Figure record extracts

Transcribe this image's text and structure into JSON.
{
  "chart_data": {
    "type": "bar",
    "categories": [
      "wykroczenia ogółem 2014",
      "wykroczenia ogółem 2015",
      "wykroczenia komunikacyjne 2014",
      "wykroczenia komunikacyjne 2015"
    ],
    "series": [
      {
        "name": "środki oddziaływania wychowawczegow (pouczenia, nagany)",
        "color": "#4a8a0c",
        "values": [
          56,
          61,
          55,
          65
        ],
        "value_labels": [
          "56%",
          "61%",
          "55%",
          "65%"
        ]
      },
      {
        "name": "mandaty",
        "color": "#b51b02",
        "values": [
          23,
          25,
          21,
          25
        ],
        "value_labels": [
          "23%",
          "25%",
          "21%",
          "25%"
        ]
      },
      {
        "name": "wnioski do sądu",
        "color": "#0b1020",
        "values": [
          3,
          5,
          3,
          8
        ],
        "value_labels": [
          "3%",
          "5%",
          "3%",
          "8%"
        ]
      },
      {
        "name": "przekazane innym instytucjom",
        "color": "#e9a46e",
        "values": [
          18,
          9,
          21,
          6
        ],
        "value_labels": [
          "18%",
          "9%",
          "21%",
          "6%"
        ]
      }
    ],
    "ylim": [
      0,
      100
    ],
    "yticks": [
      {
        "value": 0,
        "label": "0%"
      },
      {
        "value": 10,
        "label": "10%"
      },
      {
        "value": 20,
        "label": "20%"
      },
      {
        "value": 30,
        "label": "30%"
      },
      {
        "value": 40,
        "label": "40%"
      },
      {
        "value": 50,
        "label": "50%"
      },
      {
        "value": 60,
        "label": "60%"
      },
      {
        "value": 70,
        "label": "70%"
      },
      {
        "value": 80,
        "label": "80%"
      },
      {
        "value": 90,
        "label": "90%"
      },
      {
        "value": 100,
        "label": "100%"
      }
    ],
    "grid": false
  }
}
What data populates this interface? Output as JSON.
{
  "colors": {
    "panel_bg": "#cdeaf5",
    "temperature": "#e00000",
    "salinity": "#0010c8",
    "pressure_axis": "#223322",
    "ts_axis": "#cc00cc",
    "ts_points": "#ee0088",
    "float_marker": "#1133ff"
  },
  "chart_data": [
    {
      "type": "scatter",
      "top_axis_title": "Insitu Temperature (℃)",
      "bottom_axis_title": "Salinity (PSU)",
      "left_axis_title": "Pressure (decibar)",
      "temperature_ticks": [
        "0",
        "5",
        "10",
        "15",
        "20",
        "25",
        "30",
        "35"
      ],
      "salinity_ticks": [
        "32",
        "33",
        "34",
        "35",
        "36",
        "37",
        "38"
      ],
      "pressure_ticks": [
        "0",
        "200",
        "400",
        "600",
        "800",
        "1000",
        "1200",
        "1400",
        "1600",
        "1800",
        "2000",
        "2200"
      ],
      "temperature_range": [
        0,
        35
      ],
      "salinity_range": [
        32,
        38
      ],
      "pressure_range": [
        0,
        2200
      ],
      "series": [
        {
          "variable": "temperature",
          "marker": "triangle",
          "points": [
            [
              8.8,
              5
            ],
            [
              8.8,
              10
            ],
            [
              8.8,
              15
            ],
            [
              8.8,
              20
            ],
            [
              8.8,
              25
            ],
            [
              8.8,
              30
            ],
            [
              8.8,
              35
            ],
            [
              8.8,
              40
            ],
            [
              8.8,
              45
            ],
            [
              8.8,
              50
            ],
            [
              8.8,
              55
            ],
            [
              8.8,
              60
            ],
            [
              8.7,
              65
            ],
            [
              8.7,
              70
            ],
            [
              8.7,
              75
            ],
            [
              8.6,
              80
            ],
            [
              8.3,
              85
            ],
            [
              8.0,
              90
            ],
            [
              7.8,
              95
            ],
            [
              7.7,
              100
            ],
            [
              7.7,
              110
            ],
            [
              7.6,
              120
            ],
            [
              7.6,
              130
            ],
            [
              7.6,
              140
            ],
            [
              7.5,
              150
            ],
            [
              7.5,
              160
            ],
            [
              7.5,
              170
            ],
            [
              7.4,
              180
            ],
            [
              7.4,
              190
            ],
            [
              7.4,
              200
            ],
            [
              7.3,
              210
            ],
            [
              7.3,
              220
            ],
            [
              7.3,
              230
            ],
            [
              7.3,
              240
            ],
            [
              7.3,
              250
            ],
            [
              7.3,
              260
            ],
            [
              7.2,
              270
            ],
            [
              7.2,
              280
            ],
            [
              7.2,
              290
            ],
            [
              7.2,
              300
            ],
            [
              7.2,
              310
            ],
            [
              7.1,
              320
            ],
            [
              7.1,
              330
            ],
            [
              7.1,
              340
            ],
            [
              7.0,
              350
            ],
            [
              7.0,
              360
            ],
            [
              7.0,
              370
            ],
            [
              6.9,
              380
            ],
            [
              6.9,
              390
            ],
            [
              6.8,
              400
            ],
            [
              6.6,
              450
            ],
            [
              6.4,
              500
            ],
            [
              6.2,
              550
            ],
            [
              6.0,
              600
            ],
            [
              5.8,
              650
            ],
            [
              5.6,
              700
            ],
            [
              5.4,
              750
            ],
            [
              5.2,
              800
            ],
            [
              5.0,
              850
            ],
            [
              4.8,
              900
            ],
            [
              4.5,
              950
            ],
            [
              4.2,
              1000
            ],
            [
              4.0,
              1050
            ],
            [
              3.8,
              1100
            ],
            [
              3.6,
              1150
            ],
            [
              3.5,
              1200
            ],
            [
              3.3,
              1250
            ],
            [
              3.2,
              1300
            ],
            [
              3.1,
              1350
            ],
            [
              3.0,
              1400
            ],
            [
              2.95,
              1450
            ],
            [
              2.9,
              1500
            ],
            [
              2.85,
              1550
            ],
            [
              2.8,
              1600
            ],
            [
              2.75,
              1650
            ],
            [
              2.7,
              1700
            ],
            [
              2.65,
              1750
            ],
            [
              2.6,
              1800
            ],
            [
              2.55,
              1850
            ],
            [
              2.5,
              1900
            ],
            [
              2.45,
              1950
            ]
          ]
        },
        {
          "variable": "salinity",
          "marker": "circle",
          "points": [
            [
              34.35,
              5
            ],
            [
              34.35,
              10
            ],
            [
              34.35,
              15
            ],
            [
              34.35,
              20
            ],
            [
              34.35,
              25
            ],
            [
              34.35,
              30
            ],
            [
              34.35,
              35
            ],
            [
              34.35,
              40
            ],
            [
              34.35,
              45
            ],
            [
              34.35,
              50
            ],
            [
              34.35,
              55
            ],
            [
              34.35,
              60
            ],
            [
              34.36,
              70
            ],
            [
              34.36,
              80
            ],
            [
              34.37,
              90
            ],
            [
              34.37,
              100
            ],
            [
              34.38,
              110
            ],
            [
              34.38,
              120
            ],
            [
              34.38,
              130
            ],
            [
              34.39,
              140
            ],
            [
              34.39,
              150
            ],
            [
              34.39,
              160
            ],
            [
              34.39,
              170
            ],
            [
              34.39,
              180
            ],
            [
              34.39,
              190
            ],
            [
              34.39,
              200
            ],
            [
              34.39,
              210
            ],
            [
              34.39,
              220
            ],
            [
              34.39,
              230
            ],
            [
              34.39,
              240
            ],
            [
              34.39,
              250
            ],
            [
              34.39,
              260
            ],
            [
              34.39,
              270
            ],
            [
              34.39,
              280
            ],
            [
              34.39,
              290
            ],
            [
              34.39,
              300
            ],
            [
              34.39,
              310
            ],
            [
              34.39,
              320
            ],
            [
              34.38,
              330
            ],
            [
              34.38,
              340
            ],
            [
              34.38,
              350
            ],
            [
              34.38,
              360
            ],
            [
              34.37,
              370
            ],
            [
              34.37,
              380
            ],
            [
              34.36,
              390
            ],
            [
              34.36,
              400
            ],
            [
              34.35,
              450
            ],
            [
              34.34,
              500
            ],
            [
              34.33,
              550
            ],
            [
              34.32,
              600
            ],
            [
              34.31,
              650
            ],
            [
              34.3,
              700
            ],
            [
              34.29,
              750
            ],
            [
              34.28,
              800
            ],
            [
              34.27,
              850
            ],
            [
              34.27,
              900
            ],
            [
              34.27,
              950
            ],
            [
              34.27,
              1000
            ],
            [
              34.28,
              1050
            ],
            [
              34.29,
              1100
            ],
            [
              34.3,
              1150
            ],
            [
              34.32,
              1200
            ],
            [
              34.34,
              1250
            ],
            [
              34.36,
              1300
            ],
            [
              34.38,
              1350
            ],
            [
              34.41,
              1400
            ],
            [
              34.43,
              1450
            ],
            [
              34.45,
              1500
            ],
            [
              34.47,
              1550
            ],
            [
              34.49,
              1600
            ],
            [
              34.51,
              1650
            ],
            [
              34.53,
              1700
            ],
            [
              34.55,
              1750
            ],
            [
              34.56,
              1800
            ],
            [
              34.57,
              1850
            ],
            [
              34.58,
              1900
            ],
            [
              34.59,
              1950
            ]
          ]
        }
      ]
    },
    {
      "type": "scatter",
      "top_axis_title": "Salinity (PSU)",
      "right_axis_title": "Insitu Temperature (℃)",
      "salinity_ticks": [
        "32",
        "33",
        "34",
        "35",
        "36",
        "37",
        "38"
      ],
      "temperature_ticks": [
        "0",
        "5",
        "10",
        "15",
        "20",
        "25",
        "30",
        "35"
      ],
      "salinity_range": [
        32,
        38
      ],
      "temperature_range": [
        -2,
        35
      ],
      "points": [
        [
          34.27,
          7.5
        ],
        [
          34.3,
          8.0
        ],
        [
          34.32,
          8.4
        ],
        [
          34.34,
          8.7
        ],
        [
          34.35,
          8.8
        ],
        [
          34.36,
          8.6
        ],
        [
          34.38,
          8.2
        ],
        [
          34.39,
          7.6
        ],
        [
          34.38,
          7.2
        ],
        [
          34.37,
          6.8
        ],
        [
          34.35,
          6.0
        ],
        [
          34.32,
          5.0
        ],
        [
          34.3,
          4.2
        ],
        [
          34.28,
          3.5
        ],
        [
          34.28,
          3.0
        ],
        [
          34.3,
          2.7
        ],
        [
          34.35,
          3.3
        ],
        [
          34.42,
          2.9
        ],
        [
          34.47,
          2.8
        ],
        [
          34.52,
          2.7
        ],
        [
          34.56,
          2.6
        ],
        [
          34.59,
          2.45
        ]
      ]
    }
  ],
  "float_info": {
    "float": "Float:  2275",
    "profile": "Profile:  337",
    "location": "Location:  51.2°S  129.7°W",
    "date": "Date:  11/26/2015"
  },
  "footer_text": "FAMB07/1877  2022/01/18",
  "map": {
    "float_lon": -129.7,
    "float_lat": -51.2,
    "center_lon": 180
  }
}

**Short problem:** Going through the entries above, report how many lines include the string "variable". The number alone is the answer.

**Task solution:** 2